* _Compiti da svolgere_:
• 1. Risponda alle seguenti domande sull'articolo sui rendiconti del M5S:
(a) Quale somma il MoVimento dichiara di aver restituito?
(b) Chi ha allestito il sito Maquantospendi?
(c) Quanto ha restituito Luigi Di Maio dall'aprile 2013 al gennaio 2017?
• 2. Prosegua l'articolo sui rendiconti del M5S dopo la sua ultima frase.

* _Testo estratto_:
========================

Milioni per spese varie, cancelleria e viaggi: dentro la giungla dei rendiconti a Cinque Stelle
Dagli oltre settemila euro per “stampe e copie” documentati da Di Maio ai 61mila per le “varie” di Gaetti.
Luigi Di Maio, Lello Ciampolillo, Luigi Gaetti
Redazione Tiscali 13/02/17
Ti rendi conto?!?!?! recita lo slogan con cui si apre la pagina del sito che porta lo stesso nome e in cui il M5S offre pubblica rendicontazione di come gestisce i soldi anno per anno. Taglio di stipendio e restituzione di soldi (poi confluiti in fondi per il microcredito) inclusi. Un sito prodigo di Pdf, file .zip e corposi archivi con nomi e cifre passati per le mani dei parlamentari e di altri esponenti dei Cinque Stelle. Nella orgogliosa rendicontazione di come vengono gestiti in modo virtuoso i soldi, il MoVimento rivendica: “Abbiamo restituito 37.752.396,88 euro. A questa cifra potrebbe mancare un milione. Quello dei falsi rimborsi che nelle ultime ore ha messo nella bufera il partito fondato da Grillo e dallo scomparso Casaleggio. ll capo politico, Luigi Di Maio, preannuncia la cacciata via dal partito dei furbetti che gridavano onestà e poi fingevano di restituire i soldi, disponendo bonifici e dopo aver ottenuto la distinta dalla banca revocandoli entro 24 ore. Come hanno fatto Andrea Cecconi e Carlo Martelli. Così si è aperta una falla nel muro di onestà e trasparenza dei Cinque Stelle, valutata in oltre 200 mila euro di furbate che ora lievitano fino a un milione. Non è tutto.
I costi nell’ultima legislatura
A guardare le rendicontazioni di quanto speso dai deputati e senatori del M5S durante gli anni della più recente legislatura, ci si rende conto di come alcuni provino la loro onestà conservando perfino tutti gli scontrini, mentre altri si limitano a farne una somma. Bisogna fidarsi, insomma. Non c’è controprova. Ad andare in dettaglio prova Marco Canestrari, programmatore informatico e già collaboratore stretto di Grillo e Casaleggio, che fuoriuscito dal MoVimento ha allestito il sito Maquantospendi in cui riporta in dettaglio tutte le voci di spesa dei Cinque Stelle. Sul sito si apprende che il capo politico e candidato premier del M5S, Luigi Di Maio, dall’aprile 2013 al gennaio 2017 ha restituito 131.569,28 euro. Guardando alle sue spese, la sottolineatura dell’ex collaboratore parlamentare del M5S, Lorenzo Andrighetti, che denuncia come sospetti i rendiconti spese identici mese dopo mese e gli importi dovuti a spese di viaggio, dato che treni, autobus e aerei sono gratuiti per i deputati, semplicemente cade. Almeno per le spese di viaggio, dove Di Maio documenta zero. Ma resta da chiarire a cosa siano dovute le spese per cancelleria e stampa pari a 7.458 euro o quelle di 42.410 per missioni non ufficiali. A guardare tra i gli altri esponenti del partito la cui ascesa spaventa gli avversari in vista del voto del 3 marzo, c’è chi fa molto peggio.

========================

* _Righe del dataset_:
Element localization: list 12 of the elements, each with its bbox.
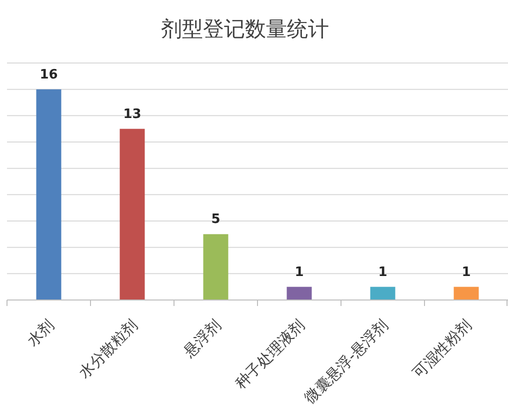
x-tick-label: 可湿性粉剂: [409, 316, 476, 382]
x-tick-label: 水剂: [24, 316, 58, 350]
x-tick-label: 悬浮剂: [179, 316, 225, 362]
data-label: 1: [294, 264, 304, 280]
data-label: 1: [462, 264, 471, 280]
data-label: 1: [378, 264, 388, 280]
x-tick-label: 水分散粒剂: [75, 316, 142, 382]
data-label: 5: [211, 212, 220, 228]
x-tick-label: 种子处理液剂: [232, 316, 308, 392]
chart-title: 剂型登记数量统计: [161, 17, 329, 41]
data-label: 16: [40, 67, 58, 82]
data-label: 13: [123, 106, 142, 122]
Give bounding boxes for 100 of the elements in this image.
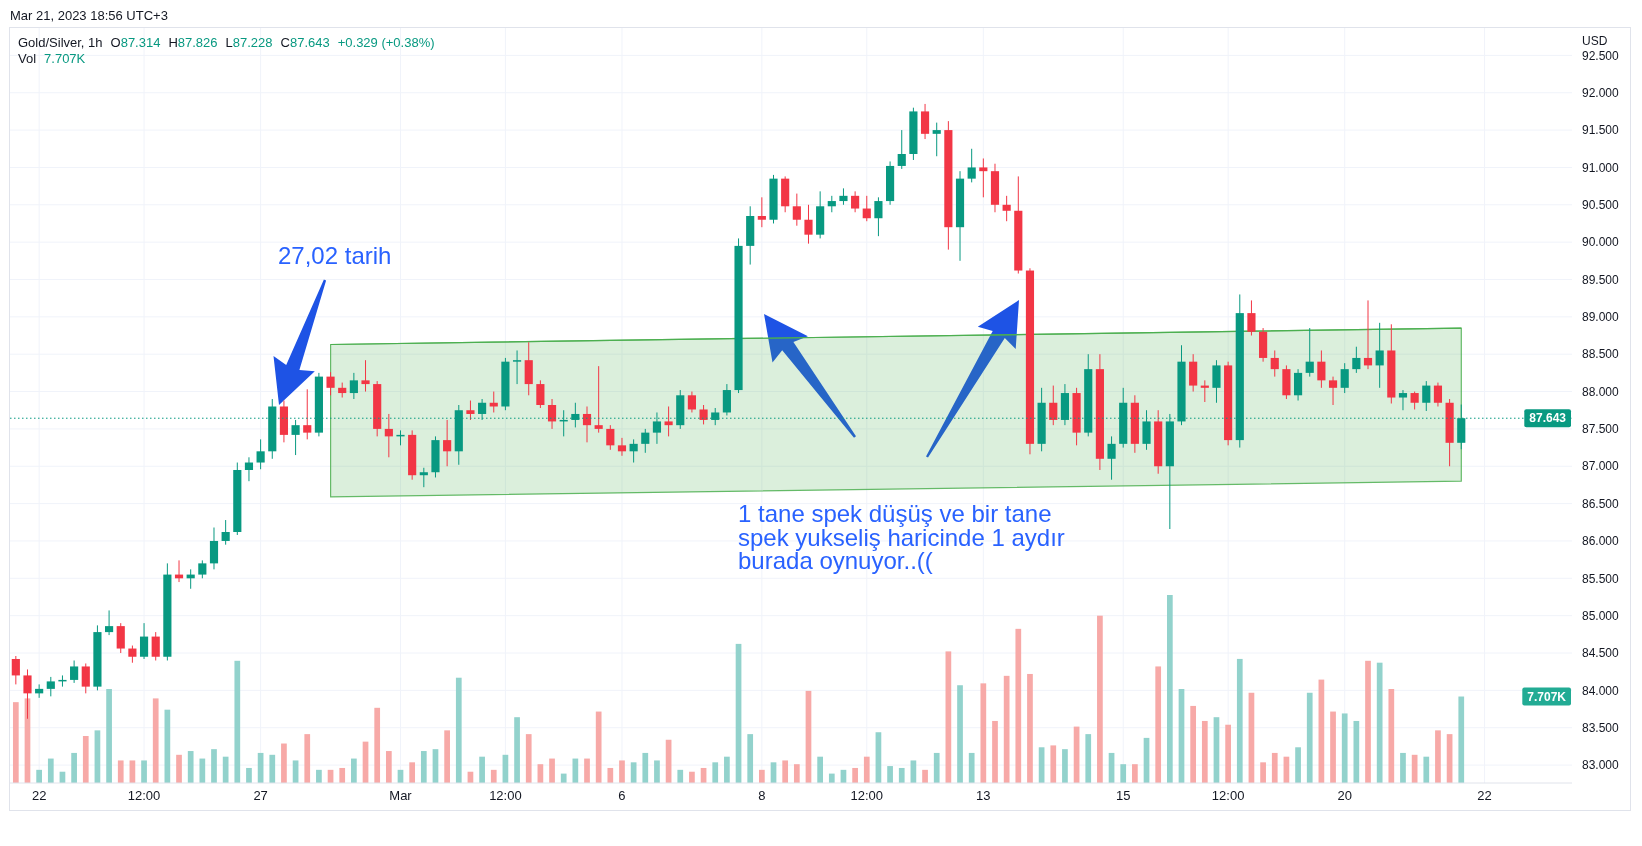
bar [1341, 713, 1348, 783]
annotation: +0.329 (+0.38%) [337, 34, 435, 50]
candlestick [1398, 389, 1408, 411]
candlestick [1247, 299, 1256, 337]
x-tick-label: 13 [976, 788, 991, 803]
bar [1225, 724, 1231, 783]
bar [595, 711, 602, 783]
bar [525, 734, 532, 783]
bar [211, 749, 217, 783]
text: Gold/Silver, 1h [18, 34, 103, 50]
bar [572, 758, 579, 783]
annotation: 7.707K [44, 50, 86, 66]
bar [607, 767, 614, 783]
candlestick [443, 419, 452, 467]
candlestick [1363, 299, 1373, 370]
bar [176, 754, 182, 783]
annotation: 7.707K [1527, 689, 1567, 704]
y-tick-label: 91.500 [1582, 123, 1620, 138]
bar [712, 762, 719, 783]
bar [642, 752, 649, 783]
y-tick-label: 85.000 [1582, 608, 1620, 623]
candlestick [326, 371, 335, 396]
candlestick [221, 519, 230, 546]
y-tick-label: 90.500 [1582, 197, 1620, 212]
candlestick [1352, 346, 1361, 374]
candlestick [256, 438, 265, 470]
bar [351, 758, 357, 783]
candlestick [851, 190, 860, 213]
candlestick [1328, 376, 1338, 406]
bar [1155, 666, 1162, 783]
y-tick-label: 89.000 [1582, 310, 1620, 325]
bar [887, 766, 893, 783]
candlestick [617, 437, 627, 457]
bar [1295, 747, 1301, 783]
y-tick-label: 84.000 [1582, 683, 1620, 698]
candlestick [244, 456, 254, 482]
candlestick [897, 129, 906, 170]
candlestick [606, 424, 615, 451]
annotation: 1 tane spek düşüş ve bir tane spek yukseliş haricinde 1 aydır burada oynuyor..(( [738, 500, 1065, 575]
x-tick-label: 6 [618, 788, 626, 803]
bar [1260, 762, 1266, 783]
bar [82, 736, 89, 783]
x-tick-label: 12:00 [127, 788, 161, 803]
bar [549, 758, 555, 783]
text: Mar 21, 2023 18:56 UTC+3 [10, 7, 168, 23]
candlestick [699, 404, 708, 425]
candlestick [151, 631, 160, 661]
bar [1236, 658, 1243, 783]
y-tick-label: 89.500 [1582, 272, 1620, 287]
x-tick-label: 22 [31, 788, 47, 803]
bar [1365, 660, 1371, 783]
y-tick-label: 88.500 [1582, 347, 1620, 362]
bar [1201, 720, 1208, 783]
x-tick-label: 12:00 [850, 788, 884, 803]
annotation: H87.826 [168, 34, 218, 50]
y-tick-label: 90.000 [1582, 235, 1620, 250]
bar [1435, 730, 1441, 783]
candlestick [536, 379, 545, 409]
bar [1271, 752, 1278, 783]
y-tick-label: 87.500 [1582, 422, 1620, 437]
x-tick-label: 22 [1477, 788, 1492, 803]
bar [1003, 675, 1010, 783]
bar [36, 769, 42, 783]
bar [817, 756, 823, 783]
candlestick [105, 609, 114, 636]
candlestick [757, 196, 766, 228]
annotation: L87.228 [225, 34, 273, 50]
candlestick [1305, 327, 1314, 378]
bar [269, 754, 276, 783]
bar [1190, 705, 1197, 783]
bar [980, 683, 987, 783]
candlestick [594, 365, 603, 434]
bar [141, 760, 147, 783]
bar [747, 734, 754, 783]
y-axis-title: USD [1582, 33, 1608, 48]
bar [316, 769, 322, 783]
candlestick [209, 527, 219, 570]
candlestick [1293, 368, 1303, 402]
bar [374, 707, 381, 783]
y-tick-label: 83.500 [1582, 720, 1620, 735]
bar [1062, 749, 1068, 783]
candlestick [979, 157, 988, 198]
candlestick [664, 405, 673, 437]
ref-line-label: 87.643 [1529, 411, 1567, 426]
bar [677, 769, 684, 783]
bar [117, 760, 124, 783]
candlestick [641, 428, 650, 454]
candlestick [1107, 435, 1116, 481]
y-tick-label: 92.500 [1582, 48, 1620, 63]
candlestick [349, 372, 358, 400]
bar [187, 751, 194, 783]
candlestick [804, 204, 813, 245]
candlestick [384, 413, 393, 458]
bar [619, 760, 625, 783]
x-tick-label: 20 [1337, 788, 1352, 803]
candlestick [46, 676, 55, 697]
candlestick [687, 391, 696, 413]
bar [1353, 720, 1360, 783]
bar [12, 702, 19, 783]
candlestick [70, 659, 79, 684]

========================

* _Risposte ai compiti_:
• 1.
(a) 37.752.396,88 euro.
(b) Marco Canestrari, programmatore informatico e già collaboratore stretto di Grillo e Casaleggio.
(c) 131.569,28 euro.

• 2.
Nella giungla delle spese personali
Spulciando tra le spese rendicontate dagli esponenti del M5S (e riportate in un dettagliato dossier da La Repubblica) si trova l’ex capogruppo alla Camera, Federico D’Incà, che dichiara spese per assistenza informatica pari a 30.905 euro dal 2013 ai primi del 2017. Salta agli occhi il senatore Lello Ciampolillo: 53 mila euro di trasporti, 65 mila per gli alberghi, 22 mila euro di taxi. O ancora Roberto Cotti (fra gli epurati alle recenti Parlamentarie), che dichiara di aver speso oltre 215 mila euro per i collaboratori. Vedi anche Alberto Zolezzi che spende 32 mila euro per consultazione dati e le spese varie del senatore Luigi Gaetti per un totale di 61 mila euro. Chi verifica questi conti? E’ la domanda a cui il MoVimento 5 Stelle è chiamato a dare una risposta inequivocabile, punendo i furbetti. Il paradosso è che ad attaccare il M5S su questo fronte siano partiti (e testate stampa espressione di questi) che non hanno mai deciso di restituire alcunché delle somme pubbliche destinate al loro finanziamento.
Articolo proposto da Gianni Zanirato
COMMENTO
Ci ricordiamo che i parlamentari grillini avevano promesso, all’atto della loro investitura, di restituire parte degli stipendi, di portarsi il pranzo da casa e rinunciare agli abiti firmati? Sono ormai passati diversi anni e si scopre che dai calcoli sui rendiconti manca circa un milione di euro e in questi mesi gli onorevoli pentastellati li abbiamo visti mangiare con gusto ai ristoranti di Camera e Senato e vestiti in modo perfetto e costoso. Si sono presentati come i nuovi francescani ma hanno subito pensato che fosse un po’ troppo impegnativo: meglio fare i gaudenti.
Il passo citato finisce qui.